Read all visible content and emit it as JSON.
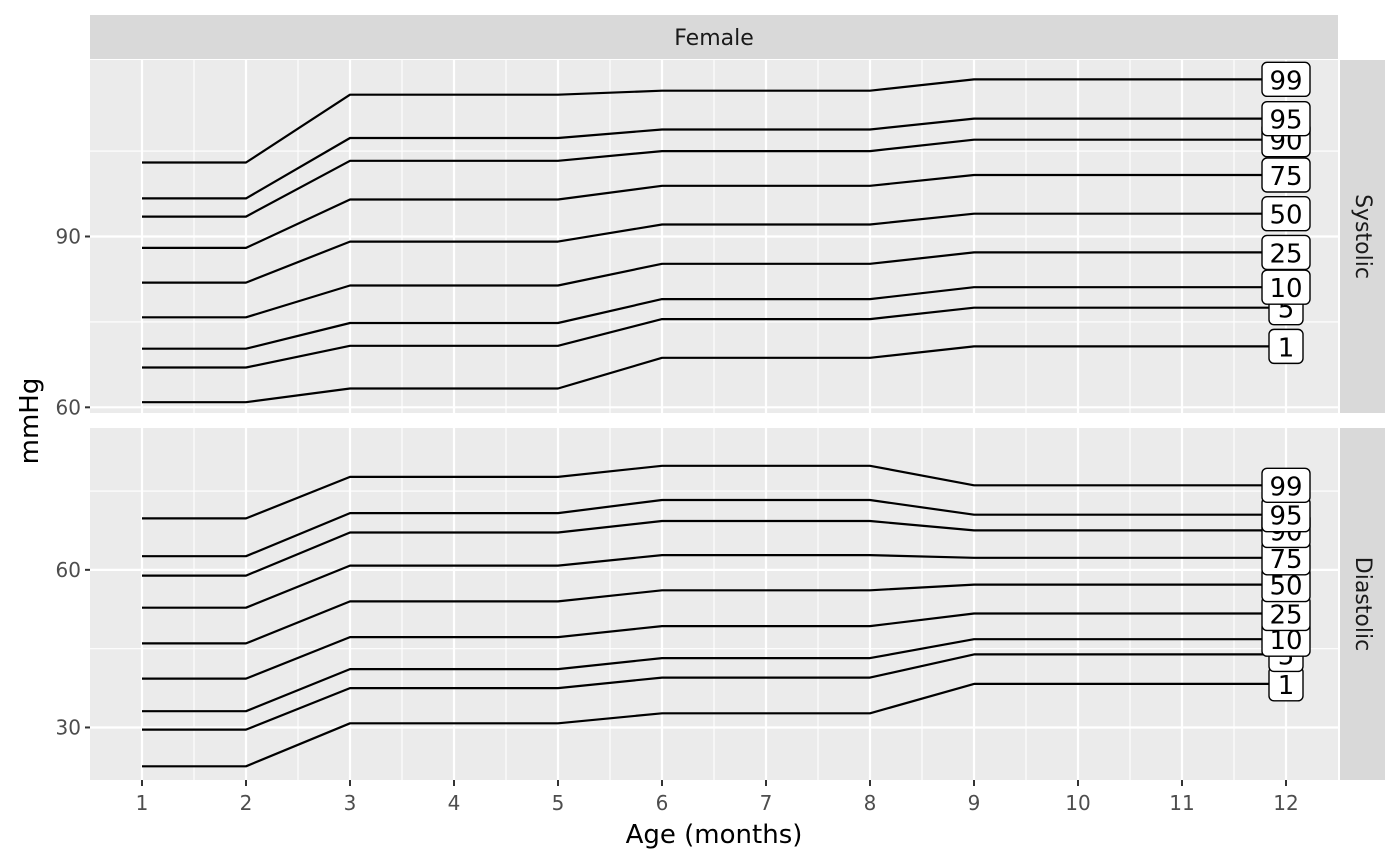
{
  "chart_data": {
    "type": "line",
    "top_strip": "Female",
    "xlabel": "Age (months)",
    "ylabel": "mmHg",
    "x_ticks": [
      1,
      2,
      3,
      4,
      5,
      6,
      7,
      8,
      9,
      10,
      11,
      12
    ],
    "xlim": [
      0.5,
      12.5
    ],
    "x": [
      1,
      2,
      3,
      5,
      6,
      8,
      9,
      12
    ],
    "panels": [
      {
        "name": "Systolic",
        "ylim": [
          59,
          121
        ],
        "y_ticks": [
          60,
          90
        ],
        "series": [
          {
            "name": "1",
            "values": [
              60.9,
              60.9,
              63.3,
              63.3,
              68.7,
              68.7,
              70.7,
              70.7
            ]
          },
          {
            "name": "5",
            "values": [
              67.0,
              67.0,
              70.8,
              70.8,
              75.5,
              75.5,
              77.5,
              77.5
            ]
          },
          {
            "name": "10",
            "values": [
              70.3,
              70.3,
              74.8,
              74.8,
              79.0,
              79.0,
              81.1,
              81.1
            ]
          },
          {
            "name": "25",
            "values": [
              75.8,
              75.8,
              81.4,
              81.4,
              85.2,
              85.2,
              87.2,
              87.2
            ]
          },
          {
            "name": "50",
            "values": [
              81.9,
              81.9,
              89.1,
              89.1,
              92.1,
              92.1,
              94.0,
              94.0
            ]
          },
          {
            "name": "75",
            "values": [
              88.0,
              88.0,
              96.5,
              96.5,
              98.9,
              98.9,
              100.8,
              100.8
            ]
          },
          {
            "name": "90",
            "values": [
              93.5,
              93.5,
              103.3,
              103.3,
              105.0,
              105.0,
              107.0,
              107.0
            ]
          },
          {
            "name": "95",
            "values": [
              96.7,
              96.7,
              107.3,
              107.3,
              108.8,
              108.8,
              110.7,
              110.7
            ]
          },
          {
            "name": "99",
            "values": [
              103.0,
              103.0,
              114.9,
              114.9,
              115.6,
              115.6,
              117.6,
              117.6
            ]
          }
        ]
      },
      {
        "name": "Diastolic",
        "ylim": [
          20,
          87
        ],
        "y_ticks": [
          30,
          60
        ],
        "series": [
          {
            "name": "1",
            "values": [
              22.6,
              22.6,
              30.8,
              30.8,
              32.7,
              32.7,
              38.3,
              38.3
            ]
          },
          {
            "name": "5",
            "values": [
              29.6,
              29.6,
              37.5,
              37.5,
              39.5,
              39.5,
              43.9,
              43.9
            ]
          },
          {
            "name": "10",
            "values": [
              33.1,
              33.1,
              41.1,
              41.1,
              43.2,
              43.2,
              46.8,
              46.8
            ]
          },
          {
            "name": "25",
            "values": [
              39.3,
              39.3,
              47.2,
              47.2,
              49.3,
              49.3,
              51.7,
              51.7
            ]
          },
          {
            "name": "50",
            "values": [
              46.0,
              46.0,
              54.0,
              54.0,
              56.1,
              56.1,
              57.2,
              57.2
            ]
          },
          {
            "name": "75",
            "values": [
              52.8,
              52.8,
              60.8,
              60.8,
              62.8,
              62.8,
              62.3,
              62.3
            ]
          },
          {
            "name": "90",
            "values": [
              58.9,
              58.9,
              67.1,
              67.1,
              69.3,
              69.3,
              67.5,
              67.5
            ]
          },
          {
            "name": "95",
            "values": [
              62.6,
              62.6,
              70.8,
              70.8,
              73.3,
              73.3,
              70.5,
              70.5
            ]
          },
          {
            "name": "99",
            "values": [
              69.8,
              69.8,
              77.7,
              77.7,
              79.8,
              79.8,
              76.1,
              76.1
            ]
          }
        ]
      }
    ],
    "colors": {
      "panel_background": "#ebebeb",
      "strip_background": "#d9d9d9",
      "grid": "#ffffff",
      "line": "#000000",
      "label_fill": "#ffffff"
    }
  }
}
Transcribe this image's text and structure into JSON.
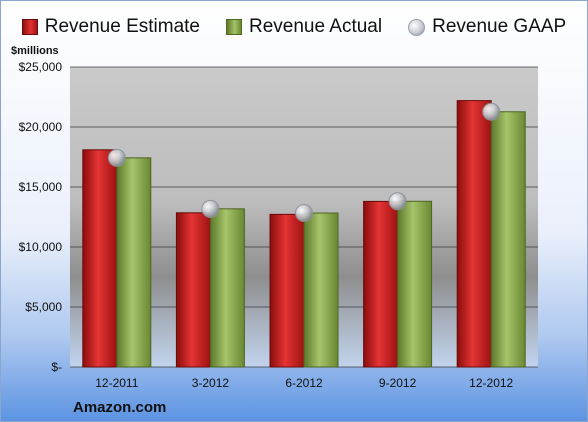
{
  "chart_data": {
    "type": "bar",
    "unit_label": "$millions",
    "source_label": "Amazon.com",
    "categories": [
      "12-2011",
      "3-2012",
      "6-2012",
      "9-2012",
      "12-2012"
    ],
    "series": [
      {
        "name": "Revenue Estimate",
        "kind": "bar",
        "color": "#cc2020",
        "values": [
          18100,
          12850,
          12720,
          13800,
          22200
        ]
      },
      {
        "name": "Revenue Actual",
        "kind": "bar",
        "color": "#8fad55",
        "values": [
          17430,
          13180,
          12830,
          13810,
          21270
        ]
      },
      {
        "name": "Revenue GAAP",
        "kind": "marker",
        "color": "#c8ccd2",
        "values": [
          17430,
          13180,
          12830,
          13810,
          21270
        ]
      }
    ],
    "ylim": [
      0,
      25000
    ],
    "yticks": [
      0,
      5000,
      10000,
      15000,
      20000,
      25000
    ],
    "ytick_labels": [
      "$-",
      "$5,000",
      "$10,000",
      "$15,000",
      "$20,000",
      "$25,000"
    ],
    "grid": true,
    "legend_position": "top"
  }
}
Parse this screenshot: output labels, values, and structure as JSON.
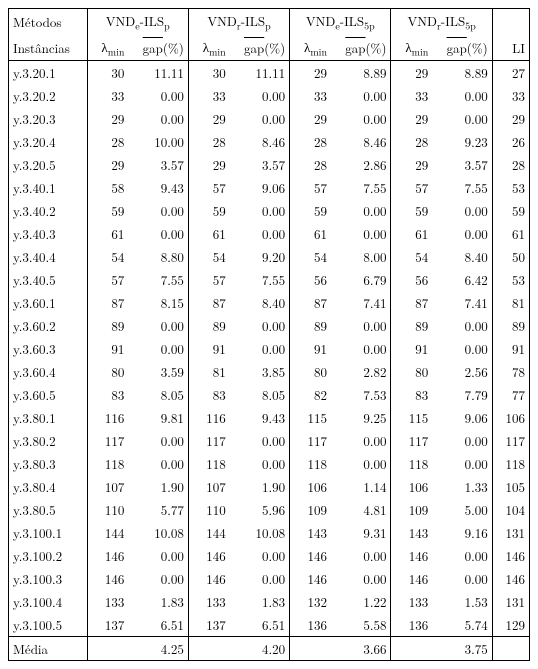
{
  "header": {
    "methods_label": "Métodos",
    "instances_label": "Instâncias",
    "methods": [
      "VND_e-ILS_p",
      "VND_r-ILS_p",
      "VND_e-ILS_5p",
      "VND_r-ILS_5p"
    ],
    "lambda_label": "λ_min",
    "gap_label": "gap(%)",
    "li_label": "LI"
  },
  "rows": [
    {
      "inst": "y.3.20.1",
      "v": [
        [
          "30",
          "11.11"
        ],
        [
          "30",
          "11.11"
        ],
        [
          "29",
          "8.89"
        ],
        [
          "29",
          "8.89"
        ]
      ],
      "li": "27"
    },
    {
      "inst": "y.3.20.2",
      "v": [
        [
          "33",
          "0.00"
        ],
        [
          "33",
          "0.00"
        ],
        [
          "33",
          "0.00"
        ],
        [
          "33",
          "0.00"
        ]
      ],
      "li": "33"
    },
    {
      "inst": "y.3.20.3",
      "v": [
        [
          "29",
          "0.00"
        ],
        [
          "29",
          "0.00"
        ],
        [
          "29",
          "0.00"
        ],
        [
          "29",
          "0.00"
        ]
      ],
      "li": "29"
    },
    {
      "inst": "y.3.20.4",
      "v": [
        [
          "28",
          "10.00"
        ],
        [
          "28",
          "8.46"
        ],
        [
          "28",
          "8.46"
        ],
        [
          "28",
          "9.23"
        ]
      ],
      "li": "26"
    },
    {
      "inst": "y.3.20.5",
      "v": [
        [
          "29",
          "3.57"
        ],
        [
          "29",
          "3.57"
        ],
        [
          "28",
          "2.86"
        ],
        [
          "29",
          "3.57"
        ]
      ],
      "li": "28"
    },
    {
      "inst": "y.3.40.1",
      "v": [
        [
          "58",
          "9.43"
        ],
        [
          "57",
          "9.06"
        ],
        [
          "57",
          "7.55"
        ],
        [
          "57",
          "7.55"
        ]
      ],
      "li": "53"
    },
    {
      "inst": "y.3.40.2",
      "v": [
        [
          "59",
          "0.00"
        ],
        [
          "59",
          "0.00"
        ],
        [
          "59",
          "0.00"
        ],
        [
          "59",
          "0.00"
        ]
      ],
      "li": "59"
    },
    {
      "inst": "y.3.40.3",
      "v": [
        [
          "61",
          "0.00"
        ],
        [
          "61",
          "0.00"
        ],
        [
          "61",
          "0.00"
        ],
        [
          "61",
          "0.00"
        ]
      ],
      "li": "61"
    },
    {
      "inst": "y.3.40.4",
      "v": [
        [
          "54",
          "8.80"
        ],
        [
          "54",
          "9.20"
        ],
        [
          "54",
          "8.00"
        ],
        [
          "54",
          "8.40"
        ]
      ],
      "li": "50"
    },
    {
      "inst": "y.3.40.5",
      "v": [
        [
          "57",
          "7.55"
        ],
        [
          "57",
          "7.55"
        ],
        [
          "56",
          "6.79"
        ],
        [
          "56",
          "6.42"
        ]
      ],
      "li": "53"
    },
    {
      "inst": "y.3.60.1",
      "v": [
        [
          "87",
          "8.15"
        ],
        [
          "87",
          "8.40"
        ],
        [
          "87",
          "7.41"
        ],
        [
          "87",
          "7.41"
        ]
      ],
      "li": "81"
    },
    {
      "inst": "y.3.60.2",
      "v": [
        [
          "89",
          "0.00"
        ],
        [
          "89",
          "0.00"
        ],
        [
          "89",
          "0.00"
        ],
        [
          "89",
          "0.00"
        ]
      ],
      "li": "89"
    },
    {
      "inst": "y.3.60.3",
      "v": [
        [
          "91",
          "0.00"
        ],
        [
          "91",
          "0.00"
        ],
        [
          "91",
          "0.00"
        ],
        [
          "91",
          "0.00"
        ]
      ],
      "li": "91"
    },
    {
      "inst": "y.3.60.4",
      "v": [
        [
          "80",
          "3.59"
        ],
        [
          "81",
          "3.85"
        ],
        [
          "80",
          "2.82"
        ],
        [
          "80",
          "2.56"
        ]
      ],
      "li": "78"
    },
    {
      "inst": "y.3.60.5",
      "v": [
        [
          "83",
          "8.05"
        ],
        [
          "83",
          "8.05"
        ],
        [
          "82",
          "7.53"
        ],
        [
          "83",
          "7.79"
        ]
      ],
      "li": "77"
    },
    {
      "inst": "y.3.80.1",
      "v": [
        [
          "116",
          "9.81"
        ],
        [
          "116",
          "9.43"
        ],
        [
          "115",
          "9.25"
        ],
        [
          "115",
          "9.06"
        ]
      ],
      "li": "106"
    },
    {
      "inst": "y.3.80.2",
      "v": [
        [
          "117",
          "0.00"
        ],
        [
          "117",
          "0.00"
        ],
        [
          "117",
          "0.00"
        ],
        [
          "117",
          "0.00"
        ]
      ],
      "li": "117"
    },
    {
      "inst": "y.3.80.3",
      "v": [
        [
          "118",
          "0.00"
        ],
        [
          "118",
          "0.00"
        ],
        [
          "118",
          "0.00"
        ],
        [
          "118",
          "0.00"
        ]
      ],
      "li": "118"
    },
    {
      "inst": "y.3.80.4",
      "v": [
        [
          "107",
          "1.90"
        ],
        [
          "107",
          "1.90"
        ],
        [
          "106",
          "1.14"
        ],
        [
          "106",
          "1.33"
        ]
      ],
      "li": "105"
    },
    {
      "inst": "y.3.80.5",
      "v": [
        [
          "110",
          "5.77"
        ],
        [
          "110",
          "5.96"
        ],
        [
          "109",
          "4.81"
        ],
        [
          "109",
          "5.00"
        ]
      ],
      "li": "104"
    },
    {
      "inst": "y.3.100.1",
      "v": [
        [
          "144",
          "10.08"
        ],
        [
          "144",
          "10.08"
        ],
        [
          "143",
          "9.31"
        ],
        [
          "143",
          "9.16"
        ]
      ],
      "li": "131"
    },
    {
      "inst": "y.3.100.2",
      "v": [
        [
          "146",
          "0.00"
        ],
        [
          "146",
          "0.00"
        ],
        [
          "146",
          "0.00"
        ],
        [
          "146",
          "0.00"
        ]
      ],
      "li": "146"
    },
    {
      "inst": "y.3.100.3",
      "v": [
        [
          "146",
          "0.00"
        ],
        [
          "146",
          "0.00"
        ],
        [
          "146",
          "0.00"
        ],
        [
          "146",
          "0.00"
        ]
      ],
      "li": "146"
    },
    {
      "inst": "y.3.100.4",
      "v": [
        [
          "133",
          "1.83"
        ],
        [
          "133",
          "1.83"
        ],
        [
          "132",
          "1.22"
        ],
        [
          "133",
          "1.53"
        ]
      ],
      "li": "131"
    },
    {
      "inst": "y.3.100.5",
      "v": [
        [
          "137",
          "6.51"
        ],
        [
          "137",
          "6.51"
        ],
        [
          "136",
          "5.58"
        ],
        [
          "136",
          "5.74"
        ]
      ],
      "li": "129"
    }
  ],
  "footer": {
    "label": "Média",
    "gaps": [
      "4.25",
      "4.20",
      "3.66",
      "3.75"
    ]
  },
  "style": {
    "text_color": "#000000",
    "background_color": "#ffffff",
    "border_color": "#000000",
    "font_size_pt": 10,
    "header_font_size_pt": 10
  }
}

### TASK TO CARRY OUT:
The lines above form a set of records; determine how many of them contain the string "this" and give that number alone.

### WRITTEN ANSWER:
2